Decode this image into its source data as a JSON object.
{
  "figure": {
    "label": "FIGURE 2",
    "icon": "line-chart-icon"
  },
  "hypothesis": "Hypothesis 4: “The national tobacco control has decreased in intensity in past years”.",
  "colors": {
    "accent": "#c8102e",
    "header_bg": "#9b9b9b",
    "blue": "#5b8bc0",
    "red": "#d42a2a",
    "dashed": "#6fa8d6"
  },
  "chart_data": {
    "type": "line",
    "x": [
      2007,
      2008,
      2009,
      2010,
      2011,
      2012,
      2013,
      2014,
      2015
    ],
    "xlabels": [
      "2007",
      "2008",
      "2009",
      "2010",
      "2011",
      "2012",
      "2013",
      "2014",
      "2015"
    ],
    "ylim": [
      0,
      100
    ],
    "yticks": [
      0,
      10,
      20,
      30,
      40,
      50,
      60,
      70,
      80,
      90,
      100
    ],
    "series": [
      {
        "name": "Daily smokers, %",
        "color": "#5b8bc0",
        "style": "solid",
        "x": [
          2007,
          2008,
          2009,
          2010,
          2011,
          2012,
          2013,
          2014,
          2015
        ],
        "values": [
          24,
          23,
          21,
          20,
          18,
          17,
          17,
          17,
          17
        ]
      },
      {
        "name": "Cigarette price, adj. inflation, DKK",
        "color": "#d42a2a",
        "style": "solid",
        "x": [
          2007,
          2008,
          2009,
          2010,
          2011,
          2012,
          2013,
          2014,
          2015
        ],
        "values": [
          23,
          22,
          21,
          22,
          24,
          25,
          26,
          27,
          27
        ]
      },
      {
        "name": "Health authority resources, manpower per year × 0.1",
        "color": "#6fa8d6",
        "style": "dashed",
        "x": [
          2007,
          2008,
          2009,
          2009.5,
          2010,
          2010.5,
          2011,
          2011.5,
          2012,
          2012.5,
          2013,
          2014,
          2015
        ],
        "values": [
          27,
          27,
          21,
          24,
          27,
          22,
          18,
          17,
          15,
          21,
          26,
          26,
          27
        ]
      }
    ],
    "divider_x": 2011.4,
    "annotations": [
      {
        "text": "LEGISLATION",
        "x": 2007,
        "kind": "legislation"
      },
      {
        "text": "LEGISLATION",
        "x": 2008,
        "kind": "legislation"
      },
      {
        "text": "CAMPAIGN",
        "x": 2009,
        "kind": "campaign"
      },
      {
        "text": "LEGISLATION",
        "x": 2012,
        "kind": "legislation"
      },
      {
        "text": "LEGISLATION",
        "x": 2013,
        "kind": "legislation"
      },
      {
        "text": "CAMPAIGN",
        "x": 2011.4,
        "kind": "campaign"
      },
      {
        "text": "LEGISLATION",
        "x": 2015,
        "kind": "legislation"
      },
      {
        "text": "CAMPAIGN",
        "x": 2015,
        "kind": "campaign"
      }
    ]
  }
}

----

## What is required
Output the listing above word for word.

## Answer for the task
Decode this image into its source data as a JSON object.
{
  "figure": {
    "label": "FIGURE 2",
    "icon": "line-chart-icon"
  },
  "hypothesis": "Hypothesis 4: “The national tobacco control has decreased in intensity in past years”.",
  "colors": {
    "accent": "#c8102e",
    "header_bg": "#9b9b9b",
    "blue": "#5b8bc0",
    "red": "#d42a2a",
    "dashed": "#6fa8d6"
  },
  "chart_data": {
    "type": "line",
    "x": [
      2007,
      2008,
      2009,
      2010,
      2011,
      2012,
      2013,
      2014,
      2015
    ],
    "xlabels": [
      "2007",
      "2008",
      "2009",
      "2010",
      "2011",
      "2012",
      "2013",
      "2014",
      "2015"
    ],
    "ylim": [
      0,
      100
    ],
    "yticks": [
      0,
      10,
      20,
      30,
      40,
      50,
      60,
      70,
      80,
      90,
      100
    ],
    "series": [
      {
        "name": "Daily smokers, %",
        "color": "#5b8bc0",
        "style": "solid",
        "x": [
          2007,
          2008,
          2009,
          2010,
          2011,
          2012,
          2013,
          2014,
          2015
        ],
        "values": [
          24,
          23,
          21,
          20,
          18,
          17,
          17,
          17,
          17
        ]
      },
      {
        "name": "Cigarette price, adj. inflation, DKK",
        "color": "#d42a2a",
        "style": "solid",
        "x": [
          2007,
          2008,
          2009,
          2010,
          2011,
          2012,
          2013,
          2014,
          2015
        ],
        "values": [
          23,
          22,
          21,
          22,
          24,
          25,
          26,
          27,
          27
        ]
      },
      {
        "name": "Health authority resources, manpower per year × 0.1",
        "color": "#6fa8d6",
        "style": "dashed",
        "x": [
          2007,
          2008,
          2009,
          2009.5,
          2010,
          2010.5,
          2011,
          2011.5,
          2012,
          2012.5,
          2013,
          2014,
          2015
        ],
        "values": [
          27,
          27,
          21,
          24,
          27,
          22,
          18,
          17,
          15,
          21,
          26,
          26,
          27
        ]
      }
    ],
    "divider_x": 2011.4,
    "annotations": [
      {
        "text": "LEGISLATION",
        "x": 2007,
        "kind": "legislation"
      },
      {
        "text": "LEGISLATION",
        "x": 2008,
        "kind": "legislation"
      },
      {
        "text": "CAMPAIGN",
        "x": 2009,
        "kind": "campaign"
      },
      {
        "text": "LEGISLATION",
        "x": 2012,
        "kind": "legislation"
      },
      {
        "text": "LEGISLATION",
        "x": 2013,
        "kind": "legislation"
      },
      {
        "text": "CAMPAIGN",
        "x": 2011.4,
        "kind": "campaign"
      },
      {
        "text": "LEGISLATION",
        "x": 2015,
        "kind": "legislation"
      },
      {
        "text": "CAMPAIGN",
        "x": 2015,
        "kind": "campaign"
      }
    ]
  }
}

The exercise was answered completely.